#### TASK TO CARRY OUT:
Output the data exactly, with every line intact.

#### SOURCE MATERIAL:
—————

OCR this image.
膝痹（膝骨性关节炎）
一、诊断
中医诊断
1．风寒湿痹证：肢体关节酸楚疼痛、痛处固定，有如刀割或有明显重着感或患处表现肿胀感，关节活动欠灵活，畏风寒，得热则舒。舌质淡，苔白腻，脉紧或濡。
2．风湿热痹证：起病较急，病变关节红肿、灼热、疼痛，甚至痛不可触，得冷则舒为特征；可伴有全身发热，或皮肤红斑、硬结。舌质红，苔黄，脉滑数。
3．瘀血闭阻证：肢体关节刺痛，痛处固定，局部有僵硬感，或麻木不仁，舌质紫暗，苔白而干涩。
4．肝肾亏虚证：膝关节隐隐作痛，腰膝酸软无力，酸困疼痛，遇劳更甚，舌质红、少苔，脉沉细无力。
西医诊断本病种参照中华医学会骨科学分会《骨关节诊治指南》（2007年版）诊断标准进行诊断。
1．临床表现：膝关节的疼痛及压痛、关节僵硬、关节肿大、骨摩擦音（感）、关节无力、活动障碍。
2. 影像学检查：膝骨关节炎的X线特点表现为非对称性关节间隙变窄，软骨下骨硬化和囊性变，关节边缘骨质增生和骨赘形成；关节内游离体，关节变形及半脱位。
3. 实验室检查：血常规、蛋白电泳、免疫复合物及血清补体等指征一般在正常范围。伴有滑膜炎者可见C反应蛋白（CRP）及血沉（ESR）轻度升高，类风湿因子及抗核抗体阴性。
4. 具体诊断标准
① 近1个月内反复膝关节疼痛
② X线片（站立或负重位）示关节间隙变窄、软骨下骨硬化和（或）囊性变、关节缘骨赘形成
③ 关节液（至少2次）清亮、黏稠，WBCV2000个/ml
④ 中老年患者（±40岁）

—————

#### FINISHED EXERCISE:
OCR this image.
膝痹（膝骨性关节炎）
一、诊断
中医诊断
1．风寒湿痹证：肢体关节酸楚疼痛、痛处固定，有如刀割或有明显重着感或患处表现肿胀感，关节活动欠灵活，畏风寒，得热则舒。舌质淡，苔白腻，脉紧或濡。
2．风湿热痹证：起病较急，病变关节红肿、灼热、疼痛，甚至痛不可触，得冷则舒为特征；可伴有全身发热，或皮肤红斑、硬结。舌质红，苔黄，脉滑数。
3．瘀血闭阻证：肢体关节刺痛，痛处固定，局部有僵硬感，或麻木不仁，舌质紫暗，苔白而干涩。
4．肝肾亏虚证：膝关节隐隐作痛，腰膝酸软无力，酸困疼痛，遇劳更甚，舌质红、少苔，脉沉细无力。
西医诊断本病种参照中华医学会骨科学分会《骨关节诊治指南》（2007年版）诊断标准进行诊断。
1．临床表现：膝关节的疼痛及压痛、关节僵硬、关节肿大、骨摩擦音（感）、关节无力、活动障碍。
2. 影像学检查：膝骨关节炎的X线特点表现为非对称性关节间隙变窄，软骨下骨硬化和囊性变，关节边缘骨质增生和骨赘形成；关节内游离体，关节变形及半脱位。
3. 实验室检查：血常规、蛋白电泳、免疫复合物及血清补体等指征一般在正常范围。伴有滑膜炎者可见C反应蛋白（CRP）及血沉（ESR）轻度升高，类风湿因子及抗核抗体阴性。
4. 具体诊断标准
① 近1个月内反复膝关节疼痛
② X线片（站立或负重位）示关节间隙变窄、软骨下骨硬化和（或）囊性变、关节缘骨赘形成
③ 关节液（至少2次）清亮、黏稠，WBCV2000个/ml
④ 中老年患者（±40岁）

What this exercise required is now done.